## What you have to do
Will you give every entry again exactly as it stands?

## Records to use
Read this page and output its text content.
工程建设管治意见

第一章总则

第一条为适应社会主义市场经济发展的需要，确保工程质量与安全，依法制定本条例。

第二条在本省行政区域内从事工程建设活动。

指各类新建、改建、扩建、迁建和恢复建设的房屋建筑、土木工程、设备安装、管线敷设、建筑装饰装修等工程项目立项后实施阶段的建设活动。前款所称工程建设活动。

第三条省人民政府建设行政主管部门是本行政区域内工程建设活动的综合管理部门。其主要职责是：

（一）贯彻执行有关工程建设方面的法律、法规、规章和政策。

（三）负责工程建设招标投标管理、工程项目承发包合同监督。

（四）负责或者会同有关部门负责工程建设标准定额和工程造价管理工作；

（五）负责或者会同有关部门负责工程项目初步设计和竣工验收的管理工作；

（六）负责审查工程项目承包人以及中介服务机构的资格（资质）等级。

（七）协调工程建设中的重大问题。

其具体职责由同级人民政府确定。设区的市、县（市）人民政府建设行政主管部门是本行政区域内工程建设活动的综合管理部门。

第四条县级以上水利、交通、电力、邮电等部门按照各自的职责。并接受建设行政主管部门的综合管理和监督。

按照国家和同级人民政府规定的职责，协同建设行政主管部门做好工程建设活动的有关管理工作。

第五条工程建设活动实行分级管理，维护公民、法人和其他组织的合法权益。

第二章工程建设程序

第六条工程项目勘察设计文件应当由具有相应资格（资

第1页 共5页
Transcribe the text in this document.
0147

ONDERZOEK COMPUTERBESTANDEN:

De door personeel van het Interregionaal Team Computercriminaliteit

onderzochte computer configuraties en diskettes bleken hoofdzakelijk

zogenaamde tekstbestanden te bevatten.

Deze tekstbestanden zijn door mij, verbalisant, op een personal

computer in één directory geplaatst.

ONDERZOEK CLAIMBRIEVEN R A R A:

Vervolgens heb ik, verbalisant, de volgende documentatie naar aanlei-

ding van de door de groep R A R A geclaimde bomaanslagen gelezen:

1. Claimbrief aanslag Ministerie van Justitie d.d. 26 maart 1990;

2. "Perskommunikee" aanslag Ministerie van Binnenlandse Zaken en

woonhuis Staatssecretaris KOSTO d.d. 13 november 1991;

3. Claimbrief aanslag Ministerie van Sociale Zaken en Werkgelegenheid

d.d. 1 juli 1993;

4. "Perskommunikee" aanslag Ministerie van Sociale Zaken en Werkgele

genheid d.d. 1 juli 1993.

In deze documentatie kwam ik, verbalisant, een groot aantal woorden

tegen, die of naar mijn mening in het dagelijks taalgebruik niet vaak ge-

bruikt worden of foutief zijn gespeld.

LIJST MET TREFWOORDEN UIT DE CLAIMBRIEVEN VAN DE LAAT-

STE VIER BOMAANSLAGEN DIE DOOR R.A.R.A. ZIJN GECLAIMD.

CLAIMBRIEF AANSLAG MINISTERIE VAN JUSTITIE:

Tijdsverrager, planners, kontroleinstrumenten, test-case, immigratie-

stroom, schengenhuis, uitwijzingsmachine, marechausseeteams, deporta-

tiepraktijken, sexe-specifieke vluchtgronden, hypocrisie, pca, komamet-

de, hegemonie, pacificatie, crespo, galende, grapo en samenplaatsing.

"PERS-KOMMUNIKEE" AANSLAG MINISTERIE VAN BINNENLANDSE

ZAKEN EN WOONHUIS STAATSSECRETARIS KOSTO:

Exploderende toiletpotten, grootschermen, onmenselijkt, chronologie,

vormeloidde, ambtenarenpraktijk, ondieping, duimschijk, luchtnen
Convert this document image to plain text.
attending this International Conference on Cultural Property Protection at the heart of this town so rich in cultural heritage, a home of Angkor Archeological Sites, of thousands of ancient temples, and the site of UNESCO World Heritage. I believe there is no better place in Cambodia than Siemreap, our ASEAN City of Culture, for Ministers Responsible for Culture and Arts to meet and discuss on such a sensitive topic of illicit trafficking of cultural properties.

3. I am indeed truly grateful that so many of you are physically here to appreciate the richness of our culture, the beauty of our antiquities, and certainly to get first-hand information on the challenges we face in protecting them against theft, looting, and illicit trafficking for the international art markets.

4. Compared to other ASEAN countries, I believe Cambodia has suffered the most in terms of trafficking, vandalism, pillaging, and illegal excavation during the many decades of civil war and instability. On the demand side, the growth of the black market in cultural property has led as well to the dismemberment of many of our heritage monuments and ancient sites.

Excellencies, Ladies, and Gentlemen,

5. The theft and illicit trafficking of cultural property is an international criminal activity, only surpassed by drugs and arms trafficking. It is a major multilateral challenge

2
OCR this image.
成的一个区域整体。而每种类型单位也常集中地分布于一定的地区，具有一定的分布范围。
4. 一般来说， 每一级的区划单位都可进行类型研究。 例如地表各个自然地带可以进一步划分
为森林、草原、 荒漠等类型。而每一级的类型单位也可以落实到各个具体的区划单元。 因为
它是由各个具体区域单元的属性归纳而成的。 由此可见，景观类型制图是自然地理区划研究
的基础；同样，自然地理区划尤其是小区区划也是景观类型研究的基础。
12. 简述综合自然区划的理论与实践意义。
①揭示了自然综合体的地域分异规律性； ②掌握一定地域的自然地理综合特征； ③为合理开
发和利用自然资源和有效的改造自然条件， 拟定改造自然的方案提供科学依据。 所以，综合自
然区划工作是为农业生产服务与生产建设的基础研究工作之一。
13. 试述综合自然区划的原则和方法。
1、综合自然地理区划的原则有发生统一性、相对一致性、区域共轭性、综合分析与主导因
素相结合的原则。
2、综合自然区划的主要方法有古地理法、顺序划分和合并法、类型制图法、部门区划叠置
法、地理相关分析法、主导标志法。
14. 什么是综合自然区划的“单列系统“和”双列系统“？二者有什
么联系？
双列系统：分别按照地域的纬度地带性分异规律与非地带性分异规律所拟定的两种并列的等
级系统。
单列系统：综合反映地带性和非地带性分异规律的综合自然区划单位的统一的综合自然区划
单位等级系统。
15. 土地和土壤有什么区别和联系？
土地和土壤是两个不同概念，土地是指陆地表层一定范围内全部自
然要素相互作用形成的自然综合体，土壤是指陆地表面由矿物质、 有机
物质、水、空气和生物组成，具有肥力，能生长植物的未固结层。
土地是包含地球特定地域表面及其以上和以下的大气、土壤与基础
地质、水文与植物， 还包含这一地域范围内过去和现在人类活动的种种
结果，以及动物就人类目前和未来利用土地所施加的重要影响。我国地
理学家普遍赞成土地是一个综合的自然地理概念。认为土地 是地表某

## Solution
Read this page and output its text content.
工程建设管治意见

第一章总则

第一条为适应社会主义市场经济发展的需要，确保工程质量与安全，依法制定本条例。

第二条在本省行政区域内从事工程建设活动。

指各类新建、改建、扩建、迁建和恢复建设的房屋建筑、土木工程、设备安装、管线敷设、建筑装饰装修等工程项目立项后实施阶段的建设活动。前款所称工程建设活动。

第三条省人民政府建设行政主管部门是本行政区域内工程建设活动的综合管理部门。其主要职责是：

（一）贯彻执行有关工程建设方面的法律、法规、规章和政策。

（三）负责工程建设招标投标管理、工程项目承发包合同监督。

（四）负责或者会同有关部门负责工程建设标准定额和工程造价管理工作；

（五）负责或者会同有关部门负责工程项目初步设计和竣工验收的管理工作；

（六）负责审查工程项目承包人以及中介服务机构的资格（资质）等级。

（七）协调工程建设中的重大问题。

其具体职责由同级人民政府确定。设区的市、县（市）人民政府建设行政主管部门是本行政区域内工程建设活动的综合管理部门。

第四条县级以上水利、交通、电力、邮电等部门按照各自的职责。并接受建设行政主管部门的综合管理和监督。

按照国家和同级人民政府规定的职责，协同建设行政主管部门做好工程建设活动的有关管理工作。

第五条工程建设活动实行分级管理，维护公民、法人和其他组织的合法权益。

第二章工程建设程序

第六条工程项目勘察设计文件应当由具有相应资格（资

第1页 共5页
Transcribe the text in this document.
0147

ONDERZOEK COMPUTERBESTANDEN:

De door personeel van het Interregionaal Team Computercriminaliteit

onderzochte computer configuraties en diskettes bleken hoofdzakelijk

zogenaamde tekstbestanden te bevatten.

Deze tekstbestanden zijn door mij, verbalisant, op een personal

computer in één directory geplaatst.

ONDERZOEK CLAIMBRIEVEN R A R A:

Vervolgens heb ik, verbalisant, de volgende documentatie naar aanlei-

ding van de door de groep R A R A geclaimde bomaanslagen gelezen:

1. Claimbrief aanslag Ministerie van Justitie d.d. 26 maart 1990;

2. "Perskommunikee" aanslag Ministerie van Binnenlandse Zaken en

woonhuis Staatssecretaris KOSTO d.d. 13 november 1991;

3. Claimbrief aanslag Ministerie van Sociale Zaken en Werkgelegenheid

d.d. 1 juli 1993;

4. "Perskommunikee" aanslag Ministerie van Sociale Zaken en Werkgele

genheid d.d. 1 juli 1993.

In deze documentatie kwam ik, verbalisant, een groot aantal woorden

tegen, die of naar mijn mening in het dagelijks taalgebruik niet vaak ge-

bruikt worden of foutief zijn gespeld.

LIJST MET TREFWOORDEN UIT DE CLAIMBRIEVEN VAN DE LAAT-

STE VIER BOMAANSLAGEN DIE DOOR R.A.R.A. ZIJN GECLAIMD.

CLAIMBRIEF AANSLAG MINISTERIE VAN JUSTITIE:

Tijdsverrager, planners, kontroleinstrumenten, test-case, immigratie-

stroom, schengenhuis, uitwijzingsmachine, marechausseeteams, deporta-

tiepraktijken, sexe-specifieke vluchtgronden, hypocrisie, pca, komamet-

de, hegemonie, pacificatie, crespo, galende, grapo en samenplaatsing.

"PERS-KOMMUNIKEE" AANSLAG MINISTERIE VAN BINNENLANDSE

ZAKEN EN WOONHUIS STAATSSECRETARIS KOSTO:

Exploderende toiletpotten, grootschermen, onmenselijkt, chronologie,

vormeloidde, ambtenarenpraktijk, ondieping, duimschijk, luchtnen
Convert this document image to plain text.
attending this International Conference on Cultural Property Protection at the heart of this town so rich in cultural heritage, a home of Angkor Archeological Sites, of thousands of ancient temples, and the site of UNESCO World Heritage. I believe there is no better place in Cambodia than Siemreap, our ASEAN City of Culture, for Ministers Responsible for Culture and Arts to meet and discuss on such a sensitive topic of illicit trafficking of cultural properties.

3. I am indeed truly grateful that so many of you are physically here to appreciate the richness of our culture, the beauty of our antiquities, and certainly to get first-hand information on the challenges we face in protecting them against theft, looting, and illicit trafficking for the international art markets.

4. Compared to other ASEAN countries, I believe Cambodia has suffered the most in terms of trafficking, vandalism, pillaging, and illegal excavation during the many decades of civil war and instability. On the demand side, the growth of the black market in cultural property has led as well to the dismemberment of many of our heritage monuments and ancient sites.

Excellencies, Ladies, and Gentlemen,

5. The theft and illicit trafficking of cultural property is an international criminal activity, only surpassed by drugs and arms trafficking. It is a major multilateral challenge

2
OCR this image.
成的一个区域整体。而每种类型单位也常集中地分布于一定的地区，具有一定的分布范围。
4. 一般来说， 每一级的区划单位都可进行类型研究。 例如地表各个自然地带可以进一步划分
为森林、草原、 荒漠等类型。而每一级的类型单位也可以落实到各个具体的区划单元。 因为
它是由各个具体区域单元的属性归纳而成的。 由此可见，景观类型制图是自然地理区划研究
的基础；同样，自然地理区划尤其是小区区划也是景观类型研究的基础。
12. 简述综合自然区划的理论与实践意义。
①揭示了自然综合体的地域分异规律性； ②掌握一定地域的自然地理综合特征； ③为合理开
发和利用自然资源和有效的改造自然条件， 拟定改造自然的方案提供科学依据。 所以，综合自
然区划工作是为农业生产服务与生产建设的基础研究工作之一。
13. 试述综合自然区划的原则和方法。
1、综合自然地理区划的原则有发生统一性、相对一致性、区域共轭性、综合分析与主导因
素相结合的原则。
2、综合自然区划的主要方法有古地理法、顺序划分和合并法、类型制图法、部门区划叠置
法、地理相关分析法、主导标志法。
14. 什么是综合自然区划的“单列系统“和”双列系统“？二者有什
么联系？
双列系统：分别按照地域的纬度地带性分异规律与非地带性分异规律所拟定的两种并列的等
级系统。
单列系统：综合反映地带性和非地带性分异规律的综合自然区划单位的统一的综合自然区划
单位等级系统。
15. 土地和土壤有什么区别和联系？
土地和土壤是两个不同概念，土地是指陆地表层一定范围内全部自
然要素相互作用形成的自然综合体，土壤是指陆地表面由矿物质、 有机
物质、水、空气和生物组成，具有肥力，能生长植物的未固结层。
土地是包含地球特定地域表面及其以上和以下的大气、土壤与基础
地质、水文与植物， 还包含这一地域范围内过去和现在人类活动的种种
结果，以及动物就人类目前和未来利用土地所施加的重要影响。我国地
理学家普遍赞成土地是一个综合的自然地理概念。认为土地 是地表某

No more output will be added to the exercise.